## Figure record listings
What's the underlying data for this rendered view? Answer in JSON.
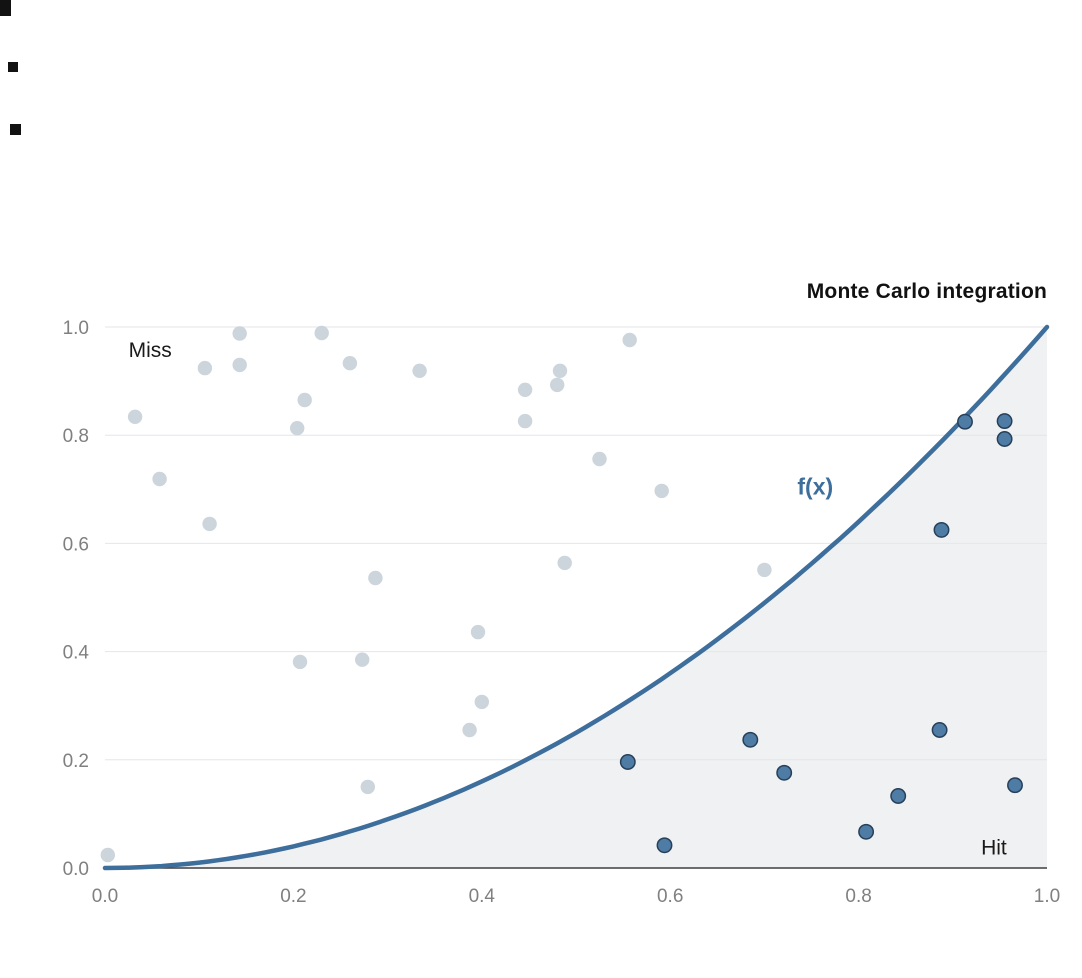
{
  "chart_data": {
    "type": "scatter",
    "title": "Monte Carlo integration",
    "xlabel": "",
    "ylabel": "",
    "xlim": [
      0,
      1
    ],
    "ylim": [
      0,
      1
    ],
    "grid": "horizontal",
    "legend_position": "none",
    "x_ticks": [
      "0.0",
      "0.2",
      "0.4",
      "0.6",
      "0.8",
      "1.0"
    ],
    "y_ticks": [
      "0.0",
      "0.2",
      "0.4",
      "0.6",
      "0.8",
      "1.0"
    ],
    "colors": {
      "area": "#f0f1f2",
      "grid": "#e4e6e9",
      "axis": "#3f3f3f",
      "tick": "#808080",
      "title": "#111111"
    },
    "curve": {
      "label": "f(x)",
      "exponent": 2,
      "color": "#3d6e9c",
      "stroke_width": 4.5
    },
    "annotations": [
      {
        "text": "Miss",
        "x": 0.025,
        "y": 0.945,
        "color": "#1a1a1a",
        "size": 21,
        "weight": "normal"
      },
      {
        "text": "Hit",
        "x": 0.93,
        "y": 0.025,
        "color": "#1a1a1a",
        "size": 21,
        "weight": "normal"
      },
      {
        "text": "f(x)",
        "x": 0.735,
        "y": 0.69,
        "color": "#3d6e9c",
        "size": 23,
        "weight": "bold"
      }
    ],
    "series": [
      {
        "name": "Miss",
        "color": "#c6cfd8",
        "outline": "none",
        "fill_opacity": 0.9,
        "points": [
          [
            0.032,
            0.834
          ],
          [
            0.058,
            0.719
          ],
          [
            0.111,
            0.636
          ],
          [
            0.106,
            0.924
          ],
          [
            0.143,
            0.988
          ],
          [
            0.143,
            0.93
          ],
          [
            0.212,
            0.865
          ],
          [
            0.204,
            0.813
          ],
          [
            0.23,
            0.989
          ],
          [
            0.26,
            0.933
          ],
          [
            0.207,
            0.381
          ],
          [
            0.273,
            0.385
          ],
          [
            0.287,
            0.536
          ],
          [
            0.279,
            0.15
          ],
          [
            0.334,
            0.919
          ],
          [
            0.396,
            0.436
          ],
          [
            0.4,
            0.307
          ],
          [
            0.387,
            0.255
          ],
          [
            0.446,
            0.884
          ],
          [
            0.446,
            0.826
          ],
          [
            0.48,
            0.893
          ],
          [
            0.483,
            0.919
          ],
          [
            0.488,
            0.564
          ],
          [
            0.525,
            0.756
          ],
          [
            0.557,
            0.976
          ],
          [
            0.591,
            0.697
          ],
          [
            0.7,
            0.551
          ],
          [
            0.003,
            0.024
          ]
        ]
      },
      {
        "name": "Hit",
        "color": "#4e7ca4",
        "outline": "#27405a",
        "fill_opacity": 1,
        "points": [
          [
            0.555,
            0.196
          ],
          [
            0.594,
            0.042
          ],
          [
            0.685,
            0.237
          ],
          [
            0.721,
            0.176
          ],
          [
            0.808,
            0.067
          ],
          [
            0.842,
            0.133
          ],
          [
            0.886,
            0.255
          ],
          [
            0.888,
            0.625
          ],
          [
            0.913,
            0.825
          ],
          [
            0.955,
            0.826
          ],
          [
            0.955,
            0.793
          ],
          [
            0.966,
            0.153
          ]
        ]
      }
    ]
  }
}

## Prompt
The records above are to be restated exactly, without their pictures.

## Solved exercise
What's the underlying data for this rendered view? Answer in JSON.
{
  "chart_data": {
    "type": "scatter",
    "title": "Monte Carlo integration",
    "xlabel": "",
    "ylabel": "",
    "xlim": [
      0,
      1
    ],
    "ylim": [
      0,
      1
    ],
    "grid": "horizontal",
    "legend_position": "none",
    "x_ticks": [
      "0.0",
      "0.2",
      "0.4",
      "0.6",
      "0.8",
      "1.0"
    ],
    "y_ticks": [
      "0.0",
      "0.2",
      "0.4",
      "0.6",
      "0.8",
      "1.0"
    ],
    "colors": {
      "area": "#f0f1f2",
      "grid": "#e4e6e9",
      "axis": "#3f3f3f",
      "tick": "#808080",
      "title": "#111111"
    },
    "curve": {
      "label": "f(x)",
      "exponent": 2,
      "color": "#3d6e9c",
      "stroke_width": 4.5
    },
    "annotations": [
      {
        "text": "Miss",
        "x": 0.025,
        "y": 0.945,
        "color": "#1a1a1a",
        "size": 21,
        "weight": "normal"
      },
      {
        "text": "Hit",
        "x": 0.93,
        "y": 0.025,
        "color": "#1a1a1a",
        "size": 21,
        "weight": "normal"
      },
      {
        "text": "f(x)",
        "x": 0.735,
        "y": 0.69,
        "color": "#3d6e9c",
        "size": 23,
        "weight": "bold"
      }
    ],
    "series": [
      {
        "name": "Miss",
        "color": "#c6cfd8",
        "outline": "none",
        "fill_opacity": 0.9,
        "points": [
          [
            0.032,
            0.834
          ],
          [
            0.058,
            0.719
          ],
          [
            0.111,
            0.636
          ],
          [
            0.106,
            0.924
          ],
          [
            0.143,
            0.988
          ],
          [
            0.143,
            0.93
          ],
          [
            0.212,
            0.865
          ],
          [
            0.204,
            0.813
          ],
          [
            0.23,
            0.989
          ],
          [
            0.26,
            0.933
          ],
          [
            0.207,
            0.381
          ],
          [
            0.273,
            0.385
          ],
          [
            0.287,
            0.536
          ],
          [
            0.279,
            0.15
          ],
          [
            0.334,
            0.919
          ],
          [
            0.396,
            0.436
          ],
          [
            0.4,
            0.307
          ],
          [
            0.387,
            0.255
          ],
          [
            0.446,
            0.884
          ],
          [
            0.446,
            0.826
          ],
          [
            0.48,
            0.893
          ],
          [
            0.483,
            0.919
          ],
          [
            0.488,
            0.564
          ],
          [
            0.525,
            0.756
          ],
          [
            0.557,
            0.976
          ],
          [
            0.591,
            0.697
          ],
          [
            0.7,
            0.551
          ],
          [
            0.003,
            0.024
          ]
        ]
      },
      {
        "name": "Hit",
        "color": "#4e7ca4",
        "outline": "#27405a",
        "fill_opacity": 1,
        "points": [
          [
            0.555,
            0.196
          ],
          [
            0.594,
            0.042
          ],
          [
            0.685,
            0.237
          ],
          [
            0.721,
            0.176
          ],
          [
            0.808,
            0.067
          ],
          [
            0.842,
            0.133
          ],
          [
            0.886,
            0.255
          ],
          [
            0.888,
            0.625
          ],
          [
            0.913,
            0.825
          ],
          [
            0.955,
            0.826
          ],
          [
            0.955,
            0.793
          ],
          [
            0.966,
            0.153
          ]
        ]
      }
    ]
  }
}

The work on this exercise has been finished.